This exercise calls for every record to be set down exactly.

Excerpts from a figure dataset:
================
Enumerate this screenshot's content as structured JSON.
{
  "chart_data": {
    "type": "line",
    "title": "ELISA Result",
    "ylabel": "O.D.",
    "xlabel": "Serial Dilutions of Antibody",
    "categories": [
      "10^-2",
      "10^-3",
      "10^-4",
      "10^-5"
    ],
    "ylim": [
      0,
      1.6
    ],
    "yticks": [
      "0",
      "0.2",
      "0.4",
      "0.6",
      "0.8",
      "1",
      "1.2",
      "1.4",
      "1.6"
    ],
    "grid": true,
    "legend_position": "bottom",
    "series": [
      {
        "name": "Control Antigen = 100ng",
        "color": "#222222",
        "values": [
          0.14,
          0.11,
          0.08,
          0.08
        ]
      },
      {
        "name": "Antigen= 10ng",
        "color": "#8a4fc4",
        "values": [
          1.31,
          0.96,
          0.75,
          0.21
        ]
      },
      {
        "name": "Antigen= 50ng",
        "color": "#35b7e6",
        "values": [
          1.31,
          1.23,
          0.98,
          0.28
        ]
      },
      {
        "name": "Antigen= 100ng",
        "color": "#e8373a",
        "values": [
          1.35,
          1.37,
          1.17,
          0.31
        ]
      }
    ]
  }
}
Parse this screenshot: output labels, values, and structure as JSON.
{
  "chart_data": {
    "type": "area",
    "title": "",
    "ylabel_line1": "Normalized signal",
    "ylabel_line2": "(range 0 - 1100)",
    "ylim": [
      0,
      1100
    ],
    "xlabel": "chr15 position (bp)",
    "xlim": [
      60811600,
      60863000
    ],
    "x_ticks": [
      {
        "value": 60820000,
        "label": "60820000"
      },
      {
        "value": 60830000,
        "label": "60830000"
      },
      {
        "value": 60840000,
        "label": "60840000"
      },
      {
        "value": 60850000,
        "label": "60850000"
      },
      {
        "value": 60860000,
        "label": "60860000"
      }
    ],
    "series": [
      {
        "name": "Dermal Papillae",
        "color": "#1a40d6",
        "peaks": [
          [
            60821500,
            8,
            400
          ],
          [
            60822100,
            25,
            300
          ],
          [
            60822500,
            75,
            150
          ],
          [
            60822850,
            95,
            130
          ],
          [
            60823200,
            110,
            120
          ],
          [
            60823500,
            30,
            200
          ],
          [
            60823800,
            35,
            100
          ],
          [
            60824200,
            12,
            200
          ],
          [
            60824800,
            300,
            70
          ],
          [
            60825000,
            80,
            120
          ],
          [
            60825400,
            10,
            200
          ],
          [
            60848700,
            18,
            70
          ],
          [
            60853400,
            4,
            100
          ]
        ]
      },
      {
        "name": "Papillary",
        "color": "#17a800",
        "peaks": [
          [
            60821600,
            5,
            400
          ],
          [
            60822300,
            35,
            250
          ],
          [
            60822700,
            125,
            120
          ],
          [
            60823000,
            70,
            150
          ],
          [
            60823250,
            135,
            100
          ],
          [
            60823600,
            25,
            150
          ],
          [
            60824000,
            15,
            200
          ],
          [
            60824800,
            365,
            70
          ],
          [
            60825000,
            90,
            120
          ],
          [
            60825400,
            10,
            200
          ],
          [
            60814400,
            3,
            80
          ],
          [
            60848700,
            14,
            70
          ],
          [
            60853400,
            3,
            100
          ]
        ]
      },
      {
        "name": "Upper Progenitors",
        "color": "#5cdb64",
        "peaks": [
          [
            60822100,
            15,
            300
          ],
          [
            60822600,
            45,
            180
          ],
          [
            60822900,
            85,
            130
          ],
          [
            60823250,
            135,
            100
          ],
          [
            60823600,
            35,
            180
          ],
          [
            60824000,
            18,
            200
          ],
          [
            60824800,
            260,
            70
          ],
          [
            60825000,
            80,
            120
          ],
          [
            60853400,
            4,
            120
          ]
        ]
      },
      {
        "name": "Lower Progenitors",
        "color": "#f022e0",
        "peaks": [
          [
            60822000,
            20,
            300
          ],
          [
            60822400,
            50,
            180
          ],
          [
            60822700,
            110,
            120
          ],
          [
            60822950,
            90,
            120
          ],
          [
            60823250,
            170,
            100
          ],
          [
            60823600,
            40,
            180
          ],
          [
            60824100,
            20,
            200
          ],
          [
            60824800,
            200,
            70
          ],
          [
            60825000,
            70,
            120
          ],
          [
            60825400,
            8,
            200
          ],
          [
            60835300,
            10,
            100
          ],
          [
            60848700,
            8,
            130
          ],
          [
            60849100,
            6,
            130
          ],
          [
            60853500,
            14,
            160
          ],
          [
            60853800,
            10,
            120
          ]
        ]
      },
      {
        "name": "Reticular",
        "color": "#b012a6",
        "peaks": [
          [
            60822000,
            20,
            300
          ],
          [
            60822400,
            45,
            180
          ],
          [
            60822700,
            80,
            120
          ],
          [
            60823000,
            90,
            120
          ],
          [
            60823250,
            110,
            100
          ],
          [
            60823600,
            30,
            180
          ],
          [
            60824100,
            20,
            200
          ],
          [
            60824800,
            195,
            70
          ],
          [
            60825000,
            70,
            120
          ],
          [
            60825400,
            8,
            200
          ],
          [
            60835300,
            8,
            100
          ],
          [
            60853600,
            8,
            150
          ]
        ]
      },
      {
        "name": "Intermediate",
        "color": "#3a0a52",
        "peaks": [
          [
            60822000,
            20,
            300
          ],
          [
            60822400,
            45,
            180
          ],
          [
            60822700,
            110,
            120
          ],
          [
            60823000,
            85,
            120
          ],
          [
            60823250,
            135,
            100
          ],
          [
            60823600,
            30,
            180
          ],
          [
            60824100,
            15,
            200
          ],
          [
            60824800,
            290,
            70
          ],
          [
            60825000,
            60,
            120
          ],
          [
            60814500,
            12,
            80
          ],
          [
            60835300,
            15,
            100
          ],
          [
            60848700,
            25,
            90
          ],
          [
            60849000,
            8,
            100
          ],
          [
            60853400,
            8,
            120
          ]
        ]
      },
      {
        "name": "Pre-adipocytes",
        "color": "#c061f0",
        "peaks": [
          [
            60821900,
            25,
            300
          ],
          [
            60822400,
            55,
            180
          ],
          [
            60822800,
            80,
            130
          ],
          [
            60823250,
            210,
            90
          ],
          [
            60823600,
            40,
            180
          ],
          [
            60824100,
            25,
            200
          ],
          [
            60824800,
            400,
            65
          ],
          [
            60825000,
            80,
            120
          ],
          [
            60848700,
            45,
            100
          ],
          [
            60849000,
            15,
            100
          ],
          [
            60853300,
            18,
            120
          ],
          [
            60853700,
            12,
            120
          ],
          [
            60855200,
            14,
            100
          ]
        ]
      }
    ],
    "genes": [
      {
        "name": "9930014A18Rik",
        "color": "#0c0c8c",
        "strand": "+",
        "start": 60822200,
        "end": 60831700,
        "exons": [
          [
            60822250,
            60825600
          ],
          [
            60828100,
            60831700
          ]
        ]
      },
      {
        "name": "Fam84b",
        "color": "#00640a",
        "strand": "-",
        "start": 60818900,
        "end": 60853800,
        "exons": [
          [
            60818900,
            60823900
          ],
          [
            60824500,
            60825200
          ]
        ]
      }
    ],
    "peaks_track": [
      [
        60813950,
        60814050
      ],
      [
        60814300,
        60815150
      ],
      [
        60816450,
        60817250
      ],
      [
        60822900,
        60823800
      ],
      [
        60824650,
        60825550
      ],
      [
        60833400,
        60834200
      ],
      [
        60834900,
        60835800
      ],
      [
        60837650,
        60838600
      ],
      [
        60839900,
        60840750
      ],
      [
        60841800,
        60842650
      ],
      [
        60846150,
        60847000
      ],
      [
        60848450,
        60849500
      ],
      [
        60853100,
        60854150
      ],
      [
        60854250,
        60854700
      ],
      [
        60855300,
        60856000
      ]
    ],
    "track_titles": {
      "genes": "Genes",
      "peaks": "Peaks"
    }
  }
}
================
• Solution for this problem
Enumerate this screenshot's content as structured JSON.
{
  "chart_data": {
    "type": "line",
    "title": "ELISA Result",
    "ylabel": "O.D.",
    "xlabel": "Serial Dilutions of Antibody",
    "categories": [
      "10^-2",
      "10^-3",
      "10^-4",
      "10^-5"
    ],
    "ylim": [
      0,
      1.6
    ],
    "yticks": [
      "0",
      "0.2",
      "0.4",
      "0.6",
      "0.8",
      "1",
      "1.2",
      "1.4",
      "1.6"
    ],
    "grid": true,
    "legend_position": "bottom",
    "series": [
      {
        "name": "Control Antigen = 100ng",
        "color": "#222222",
        "values": [
          0.14,
          0.11,
          0.08,
          0.08
        ]
      },
      {
        "name": "Antigen= 10ng",
        "color": "#8a4fc4",
        "values": [
          1.31,
          0.96,
          0.75,
          0.21
        ]
      },
      {
        "name": "Antigen= 50ng",
        "color": "#35b7e6",
        "values": [
          1.31,
          1.23,
          0.98,
          0.28
        ]
      },
      {
        "name": "Antigen= 100ng",
        "color": "#e8373a",
        "values": [
          1.35,
          1.37,
          1.17,
          0.31
        ]
      }
    ]
  }
}
Parse this screenshot: output labels, values, and structure as JSON.
{
  "chart_data": {
    "type": "area",
    "title": "",
    "ylabel_line1": "Normalized signal",
    "ylabel_line2": "(range 0 - 1100)",
    "ylim": [
      0,
      1100
    ],
    "xlabel": "chr15 position (bp)",
    "xlim": [
      60811600,
      60863000
    ],
    "x_ticks": [
      {
        "value": 60820000,
        "label": "60820000"
      },
      {
        "value": 60830000,
        "label": "60830000"
      },
      {
        "value": 60840000,
        "label": "60840000"
      },
      {
        "value": 60850000,
        "label": "60850000"
      },
      {
        "value": 60860000,
        "label": "60860000"
      }
    ],
    "series": [
      {
        "name": "Dermal Papillae",
        "color": "#1a40d6",
        "peaks": [
          [
            60821500,
            8,
            400
          ],
          [
            60822100,
            25,
            300
          ],
          [
            60822500,
            75,
            150
          ],
          [
            60822850,
            95,
            130
          ],
          [
            60823200,
            110,
            120
          ],
          [
            60823500,
            30,
            200
          ],
          [
            60823800,
            35,
            100
          ],
          [
            60824200,
            12,
            200
          ],
          [
            60824800,
            300,
            70
          ],
          [
            60825000,
            80,
            120
          ],
          [
            60825400,
            10,
            200
          ],
          [
            60848700,
            18,
            70
          ],
          [
            60853400,
            4,
            100
          ]
        ]
      },
      {
        "name": "Papillary",
        "color": "#17a800",
        "peaks": [
          [
            60821600,
            5,
            400
          ],
          [
            60822300,
            35,
            250
          ],
          [
            60822700,
            125,
            120
          ],
          [
            60823000,
            70,
            150
          ],
          [
            60823250,
            135,
            100
          ],
          [
            60823600,
            25,
            150
          ],
          [
            60824000,
            15,
            200
          ],
          [
            60824800,
            365,
            70
          ],
          [
            60825000,
            90,
            120
          ],
          [
            60825400,
            10,
            200
          ],
          [
            60814400,
            3,
            80
          ],
          [
            60848700,
            14,
            70
          ],
          [
            60853400,
            3,
            100
          ]
        ]
      },
      {
        "name": "Upper Progenitors",
        "color": "#5cdb64",
        "peaks": [
          [
            60822100,
            15,
            300
          ],
          [
            60822600,
            45,
            180
          ],
          [
            60822900,
            85,
            130
          ],
          [
            60823250,
            135,
            100
          ],
          [
            60823600,
            35,
            180
          ],
          [
            60824000,
            18,
            200
          ],
          [
            60824800,
            260,
            70
          ],
          [
            60825000,
            80,
            120
          ],
          [
            60853400,
            4,
            120
          ]
        ]
      },
      {
        "name": "Lower Progenitors",
        "color": "#f022e0",
        "peaks": [
          [
            60822000,
            20,
            300
          ],
          [
            60822400,
            50,
            180
          ],
          [
            60822700,
            110,
            120
          ],
          [
            60822950,
            90,
            120
          ],
          [
            60823250,
            170,
            100
          ],
          [
            60823600,
            40,
            180
          ],
          [
            60824100,
            20,
            200
          ],
          [
            60824800,
            200,
            70
          ],
          [
            60825000,
            70,
            120
          ],
          [
            60825400,
            8,
            200
          ],
          [
            60835300,
            10,
            100
          ],
          [
            60848700,
            8,
            130
          ],
          [
            60849100,
            6,
            130
          ],
          [
            60853500,
            14,
            160
          ],
          [
            60853800,
            10,
            120
          ]
        ]
      },
      {
        "name": "Reticular",
        "color": "#b012a6",
        "peaks": [
          [
            60822000,
            20,
            300
          ],
          [
            60822400,
            45,
            180
          ],
          [
            60822700,
            80,
            120
          ],
          [
            60823000,
            90,
            120
          ],
          [
            60823250,
            110,
            100
          ],
          [
            60823600,
            30,
            180
          ],
          [
            60824100,
            20,
            200
          ],
          [
            60824800,
            195,
            70
          ],
          [
            60825000,
            70,
            120
          ],
          [
            60825400,
            8,
            200
          ],
          [
            60835300,
            8,
            100
          ],
          [
            60853600,
            8,
            150
          ]
        ]
      },
      {
        "name": "Intermediate",
        "color": "#3a0a52",
        "peaks": [
          [
            60822000,
            20,
            300
          ],
          [
            60822400,
            45,
            180
          ],
          [
            60822700,
            110,
            120
          ],
          [
            60823000,
            85,
            120
          ],
          [
            60823250,
            135,
            100
          ],
          [
            60823600,
            30,
            180
          ],
          [
            60824100,
            15,
            200
          ],
          [
            60824800,
            290,
            70
          ],
          [
            60825000,
            60,
            120
          ],
          [
            60814500,
            12,
            80
          ],
          [
            60835300,
            15,
            100
          ],
          [
            60848700,
            25,
            90
          ],
          [
            60849000,
            8,
            100
          ],
          [
            60853400,
            8,
            120
          ]
        ]
      },
      {
        "name": "Pre-adipocytes",
        "color": "#c061f0",
        "peaks": [
          [
            60821900,
            25,
            300
          ],
          [
            60822400,
            55,
            180
          ],
          [
            60822800,
            80,
            130
          ],
          [
            60823250,
            210,
            90
          ],
          [
            60823600,
            40,
            180
          ],
          [
            60824100,
            25,
            200
          ],
          [
            60824800,
            400,
            65
          ],
          [
            60825000,
            80,
            120
          ],
          [
            60848700,
            45,
            100
          ],
          [
            60849000,
            15,
            100
          ],
          [
            60853300,
            18,
            120
          ],
          [
            60853700,
            12,
            120
          ],
          [
            60855200,
            14,
            100
          ]
        ]
      }
    ],
    "genes": [
      {
        "name": "9930014A18Rik",
        "color": "#0c0c8c",
        "strand": "+",
        "start": 60822200,
        "end": 60831700,
        "exons": [
          [
            60822250,
            60825600
          ],
          [
            60828100,
            60831700
          ]
        ]
      },
      {
        "name": "Fam84b",
        "color": "#00640a",
        "strand": "-",
        "start": 60818900,
        "end": 60853800,
        "exons": [
          [
            60818900,
            60823900
          ],
          [
            60824500,
            60825200
          ]
        ]
      }
    ],
    "peaks_track": [
      [
        60813950,
        60814050
      ],
      [
        60814300,
        60815150
      ],
      [
        60816450,
        60817250
      ],
      [
        60822900,
        60823800
      ],
      [
        60824650,
        60825550
      ],
      [
        60833400,
        60834200
      ],
      [
        60834900,
        60835800
      ],
      [
        60837650,
        60838600
      ],
      [
        60839900,
        60840750
      ],
      [
        60841800,
        60842650
      ],
      [
        60846150,
        60847000
      ],
      [
        60848450,
        60849500
      ],
      [
        60853100,
        60854150
      ],
      [
        60854250,
        60854700
      ],
      [
        60855300,
        60856000
      ]
    ],
    "track_titles": {
      "genes": "Genes",
      "peaks": "Peaks"
    }
  }
}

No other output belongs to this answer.